Exercise goal — How many lines in the entries below contain "What"? Answer with the number only.

Stored data entries —
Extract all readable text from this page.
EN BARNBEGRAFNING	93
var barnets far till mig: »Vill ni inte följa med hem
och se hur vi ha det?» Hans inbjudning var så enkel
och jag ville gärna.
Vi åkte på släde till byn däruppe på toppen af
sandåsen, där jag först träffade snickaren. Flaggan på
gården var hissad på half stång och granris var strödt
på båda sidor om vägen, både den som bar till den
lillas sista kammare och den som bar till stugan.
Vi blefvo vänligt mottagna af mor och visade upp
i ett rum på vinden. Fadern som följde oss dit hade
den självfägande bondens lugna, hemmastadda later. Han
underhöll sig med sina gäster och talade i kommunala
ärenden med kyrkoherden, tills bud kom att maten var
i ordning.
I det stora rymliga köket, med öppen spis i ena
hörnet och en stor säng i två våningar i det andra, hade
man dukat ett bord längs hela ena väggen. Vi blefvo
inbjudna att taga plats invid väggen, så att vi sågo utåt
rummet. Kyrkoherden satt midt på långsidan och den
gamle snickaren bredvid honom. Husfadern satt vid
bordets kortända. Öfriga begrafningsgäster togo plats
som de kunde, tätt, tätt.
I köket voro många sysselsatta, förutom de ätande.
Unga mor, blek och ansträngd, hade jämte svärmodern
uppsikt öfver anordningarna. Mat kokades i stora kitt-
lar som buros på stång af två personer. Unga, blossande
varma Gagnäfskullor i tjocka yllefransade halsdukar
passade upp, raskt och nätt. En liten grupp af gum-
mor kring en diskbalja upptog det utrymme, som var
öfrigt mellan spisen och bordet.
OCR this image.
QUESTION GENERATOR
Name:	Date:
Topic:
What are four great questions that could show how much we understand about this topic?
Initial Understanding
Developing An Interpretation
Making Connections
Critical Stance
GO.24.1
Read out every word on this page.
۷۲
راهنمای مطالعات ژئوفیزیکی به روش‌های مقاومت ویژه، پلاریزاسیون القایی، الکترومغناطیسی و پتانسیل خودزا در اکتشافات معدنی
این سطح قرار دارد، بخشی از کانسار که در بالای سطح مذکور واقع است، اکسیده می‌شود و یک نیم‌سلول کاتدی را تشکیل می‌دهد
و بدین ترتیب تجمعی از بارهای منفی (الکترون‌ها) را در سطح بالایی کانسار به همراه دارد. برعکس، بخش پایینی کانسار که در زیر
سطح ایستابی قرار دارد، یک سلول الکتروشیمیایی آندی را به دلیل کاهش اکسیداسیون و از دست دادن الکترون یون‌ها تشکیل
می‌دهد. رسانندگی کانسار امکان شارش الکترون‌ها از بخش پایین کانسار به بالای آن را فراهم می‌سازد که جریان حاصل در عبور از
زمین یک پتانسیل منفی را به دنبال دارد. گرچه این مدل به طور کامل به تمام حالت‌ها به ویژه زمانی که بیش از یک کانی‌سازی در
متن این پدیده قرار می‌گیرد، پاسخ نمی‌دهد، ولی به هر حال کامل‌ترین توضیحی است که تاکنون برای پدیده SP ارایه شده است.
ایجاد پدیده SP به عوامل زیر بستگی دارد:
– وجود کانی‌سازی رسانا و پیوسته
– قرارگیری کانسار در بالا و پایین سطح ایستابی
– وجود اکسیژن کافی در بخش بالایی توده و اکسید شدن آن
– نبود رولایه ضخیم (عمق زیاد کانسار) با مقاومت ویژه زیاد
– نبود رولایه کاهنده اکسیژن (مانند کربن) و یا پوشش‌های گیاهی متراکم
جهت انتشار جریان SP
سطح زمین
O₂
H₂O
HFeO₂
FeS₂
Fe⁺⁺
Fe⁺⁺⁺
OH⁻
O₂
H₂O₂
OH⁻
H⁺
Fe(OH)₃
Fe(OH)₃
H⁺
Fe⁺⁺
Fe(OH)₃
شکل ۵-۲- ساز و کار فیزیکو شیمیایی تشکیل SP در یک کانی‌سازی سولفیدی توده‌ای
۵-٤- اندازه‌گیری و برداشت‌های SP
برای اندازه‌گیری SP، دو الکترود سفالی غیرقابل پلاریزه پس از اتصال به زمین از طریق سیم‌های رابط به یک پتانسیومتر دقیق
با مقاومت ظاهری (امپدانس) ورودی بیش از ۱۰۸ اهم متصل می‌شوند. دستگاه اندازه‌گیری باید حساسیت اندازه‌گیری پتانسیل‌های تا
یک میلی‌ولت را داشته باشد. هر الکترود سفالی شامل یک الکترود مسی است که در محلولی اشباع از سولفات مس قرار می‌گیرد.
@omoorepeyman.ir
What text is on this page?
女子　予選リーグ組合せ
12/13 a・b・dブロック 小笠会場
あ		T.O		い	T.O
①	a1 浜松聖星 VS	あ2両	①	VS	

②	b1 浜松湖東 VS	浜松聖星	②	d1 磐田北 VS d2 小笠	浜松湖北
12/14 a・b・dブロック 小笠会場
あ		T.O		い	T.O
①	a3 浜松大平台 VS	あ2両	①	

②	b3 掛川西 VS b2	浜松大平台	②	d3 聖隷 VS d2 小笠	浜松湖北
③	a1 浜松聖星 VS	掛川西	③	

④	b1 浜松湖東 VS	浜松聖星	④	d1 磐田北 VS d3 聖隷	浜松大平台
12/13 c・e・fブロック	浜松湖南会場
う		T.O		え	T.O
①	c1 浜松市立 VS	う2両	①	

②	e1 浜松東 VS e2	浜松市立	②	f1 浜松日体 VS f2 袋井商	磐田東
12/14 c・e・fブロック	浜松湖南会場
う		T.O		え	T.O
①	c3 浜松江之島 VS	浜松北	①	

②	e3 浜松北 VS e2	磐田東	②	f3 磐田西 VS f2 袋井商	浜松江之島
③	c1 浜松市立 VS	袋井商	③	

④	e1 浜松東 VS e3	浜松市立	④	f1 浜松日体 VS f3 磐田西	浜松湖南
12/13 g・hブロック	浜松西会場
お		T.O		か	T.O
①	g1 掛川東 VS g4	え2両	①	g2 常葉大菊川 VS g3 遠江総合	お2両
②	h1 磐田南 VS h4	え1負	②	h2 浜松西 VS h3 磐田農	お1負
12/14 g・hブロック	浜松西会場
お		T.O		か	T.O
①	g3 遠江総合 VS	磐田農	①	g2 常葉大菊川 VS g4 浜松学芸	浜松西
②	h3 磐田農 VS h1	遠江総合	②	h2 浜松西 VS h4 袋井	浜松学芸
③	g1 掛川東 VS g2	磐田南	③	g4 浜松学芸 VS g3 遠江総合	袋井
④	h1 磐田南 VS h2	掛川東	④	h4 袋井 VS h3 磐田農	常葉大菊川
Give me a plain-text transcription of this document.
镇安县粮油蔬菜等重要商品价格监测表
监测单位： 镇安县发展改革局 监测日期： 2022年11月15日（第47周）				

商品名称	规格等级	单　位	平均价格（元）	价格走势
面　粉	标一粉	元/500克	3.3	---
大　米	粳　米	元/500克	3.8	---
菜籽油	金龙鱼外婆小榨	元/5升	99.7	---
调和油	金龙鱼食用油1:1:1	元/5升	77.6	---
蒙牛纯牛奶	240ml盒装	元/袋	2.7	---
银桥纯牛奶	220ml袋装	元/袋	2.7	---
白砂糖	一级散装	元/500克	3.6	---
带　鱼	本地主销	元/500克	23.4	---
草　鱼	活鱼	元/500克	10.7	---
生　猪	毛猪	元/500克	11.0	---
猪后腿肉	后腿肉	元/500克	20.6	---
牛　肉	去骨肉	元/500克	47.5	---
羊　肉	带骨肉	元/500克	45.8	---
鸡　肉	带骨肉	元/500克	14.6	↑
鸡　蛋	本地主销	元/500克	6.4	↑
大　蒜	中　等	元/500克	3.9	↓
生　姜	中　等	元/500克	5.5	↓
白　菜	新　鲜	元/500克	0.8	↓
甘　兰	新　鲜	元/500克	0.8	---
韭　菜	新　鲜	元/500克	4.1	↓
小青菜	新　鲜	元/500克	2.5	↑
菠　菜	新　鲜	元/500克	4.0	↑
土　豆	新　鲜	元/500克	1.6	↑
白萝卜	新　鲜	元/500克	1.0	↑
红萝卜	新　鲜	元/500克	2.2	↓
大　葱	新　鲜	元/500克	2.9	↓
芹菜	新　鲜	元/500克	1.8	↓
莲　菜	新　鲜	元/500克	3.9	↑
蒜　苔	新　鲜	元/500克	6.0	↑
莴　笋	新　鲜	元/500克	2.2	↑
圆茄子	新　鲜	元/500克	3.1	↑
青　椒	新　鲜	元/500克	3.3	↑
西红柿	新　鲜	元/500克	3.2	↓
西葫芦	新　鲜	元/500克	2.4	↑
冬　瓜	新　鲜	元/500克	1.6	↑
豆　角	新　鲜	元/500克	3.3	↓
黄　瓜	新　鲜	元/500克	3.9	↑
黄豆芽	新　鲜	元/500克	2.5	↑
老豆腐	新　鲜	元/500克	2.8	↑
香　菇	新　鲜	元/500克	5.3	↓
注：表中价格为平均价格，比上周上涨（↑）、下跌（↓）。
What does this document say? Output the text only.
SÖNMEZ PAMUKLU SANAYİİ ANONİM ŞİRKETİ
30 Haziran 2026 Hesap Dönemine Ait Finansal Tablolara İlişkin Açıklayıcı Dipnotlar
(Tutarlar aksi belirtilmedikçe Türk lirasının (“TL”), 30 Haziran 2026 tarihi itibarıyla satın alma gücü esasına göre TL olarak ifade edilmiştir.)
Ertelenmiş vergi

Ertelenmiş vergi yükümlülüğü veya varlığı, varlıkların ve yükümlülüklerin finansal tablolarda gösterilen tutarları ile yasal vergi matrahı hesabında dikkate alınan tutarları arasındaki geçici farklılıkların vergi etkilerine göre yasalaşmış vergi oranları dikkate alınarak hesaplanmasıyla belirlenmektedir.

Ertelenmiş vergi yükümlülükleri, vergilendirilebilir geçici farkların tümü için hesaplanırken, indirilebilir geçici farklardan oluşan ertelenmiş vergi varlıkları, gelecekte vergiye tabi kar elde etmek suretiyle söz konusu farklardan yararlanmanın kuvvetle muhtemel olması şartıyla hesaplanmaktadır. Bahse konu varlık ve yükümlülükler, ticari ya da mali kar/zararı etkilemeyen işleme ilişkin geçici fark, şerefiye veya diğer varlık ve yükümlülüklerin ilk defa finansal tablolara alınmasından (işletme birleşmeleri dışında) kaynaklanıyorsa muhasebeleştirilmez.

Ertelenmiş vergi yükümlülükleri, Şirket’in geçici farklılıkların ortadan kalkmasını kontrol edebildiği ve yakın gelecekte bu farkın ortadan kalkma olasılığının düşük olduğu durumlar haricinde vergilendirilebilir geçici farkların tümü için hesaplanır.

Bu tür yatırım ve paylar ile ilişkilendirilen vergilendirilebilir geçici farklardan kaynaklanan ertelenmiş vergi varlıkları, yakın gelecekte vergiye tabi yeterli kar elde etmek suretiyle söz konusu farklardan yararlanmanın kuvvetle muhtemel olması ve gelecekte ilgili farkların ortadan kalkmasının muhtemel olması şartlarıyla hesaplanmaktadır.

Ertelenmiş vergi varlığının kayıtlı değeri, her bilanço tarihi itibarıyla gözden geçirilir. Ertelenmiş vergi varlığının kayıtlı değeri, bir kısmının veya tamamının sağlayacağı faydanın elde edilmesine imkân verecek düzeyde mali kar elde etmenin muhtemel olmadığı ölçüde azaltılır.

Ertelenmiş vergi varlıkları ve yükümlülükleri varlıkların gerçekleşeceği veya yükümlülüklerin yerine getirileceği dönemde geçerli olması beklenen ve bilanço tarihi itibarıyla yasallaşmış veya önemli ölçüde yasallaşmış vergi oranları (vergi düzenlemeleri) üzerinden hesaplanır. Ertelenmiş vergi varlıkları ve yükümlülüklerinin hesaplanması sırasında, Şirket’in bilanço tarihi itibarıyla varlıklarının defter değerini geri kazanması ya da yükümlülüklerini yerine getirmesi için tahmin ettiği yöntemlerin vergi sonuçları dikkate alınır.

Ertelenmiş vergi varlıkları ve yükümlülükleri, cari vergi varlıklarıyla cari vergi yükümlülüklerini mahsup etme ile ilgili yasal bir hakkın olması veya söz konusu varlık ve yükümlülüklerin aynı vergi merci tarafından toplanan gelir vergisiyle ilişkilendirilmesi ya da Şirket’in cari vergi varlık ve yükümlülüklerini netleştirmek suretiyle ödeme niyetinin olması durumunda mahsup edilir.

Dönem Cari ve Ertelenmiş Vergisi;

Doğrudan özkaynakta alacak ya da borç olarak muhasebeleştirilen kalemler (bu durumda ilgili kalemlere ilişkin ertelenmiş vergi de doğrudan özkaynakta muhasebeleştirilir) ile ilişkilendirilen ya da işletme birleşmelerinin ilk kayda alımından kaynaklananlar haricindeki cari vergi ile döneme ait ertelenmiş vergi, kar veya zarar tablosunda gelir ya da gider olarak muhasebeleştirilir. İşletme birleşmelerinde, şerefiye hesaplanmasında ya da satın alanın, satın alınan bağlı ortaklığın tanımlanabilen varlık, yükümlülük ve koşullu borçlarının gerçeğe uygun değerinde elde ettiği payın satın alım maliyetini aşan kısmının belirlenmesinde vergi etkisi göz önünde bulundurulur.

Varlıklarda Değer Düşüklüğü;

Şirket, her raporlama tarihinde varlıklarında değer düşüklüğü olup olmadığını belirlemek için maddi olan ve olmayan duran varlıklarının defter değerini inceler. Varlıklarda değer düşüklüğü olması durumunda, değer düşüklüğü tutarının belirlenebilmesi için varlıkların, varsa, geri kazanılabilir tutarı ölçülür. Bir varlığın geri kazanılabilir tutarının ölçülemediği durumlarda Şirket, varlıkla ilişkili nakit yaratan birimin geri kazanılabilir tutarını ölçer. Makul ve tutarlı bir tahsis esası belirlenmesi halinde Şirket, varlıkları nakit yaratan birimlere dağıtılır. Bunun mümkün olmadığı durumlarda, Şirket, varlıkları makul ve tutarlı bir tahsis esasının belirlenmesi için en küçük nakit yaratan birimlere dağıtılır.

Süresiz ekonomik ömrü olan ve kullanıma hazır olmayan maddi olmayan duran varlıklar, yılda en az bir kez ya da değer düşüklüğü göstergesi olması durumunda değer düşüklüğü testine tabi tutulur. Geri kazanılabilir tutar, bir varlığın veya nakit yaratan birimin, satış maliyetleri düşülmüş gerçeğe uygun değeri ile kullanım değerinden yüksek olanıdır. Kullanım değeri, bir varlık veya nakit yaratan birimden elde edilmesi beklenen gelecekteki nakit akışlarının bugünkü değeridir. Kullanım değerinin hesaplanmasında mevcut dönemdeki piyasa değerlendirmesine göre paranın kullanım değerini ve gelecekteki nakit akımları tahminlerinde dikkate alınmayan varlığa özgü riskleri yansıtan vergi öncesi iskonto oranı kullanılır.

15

Answer to the task — 3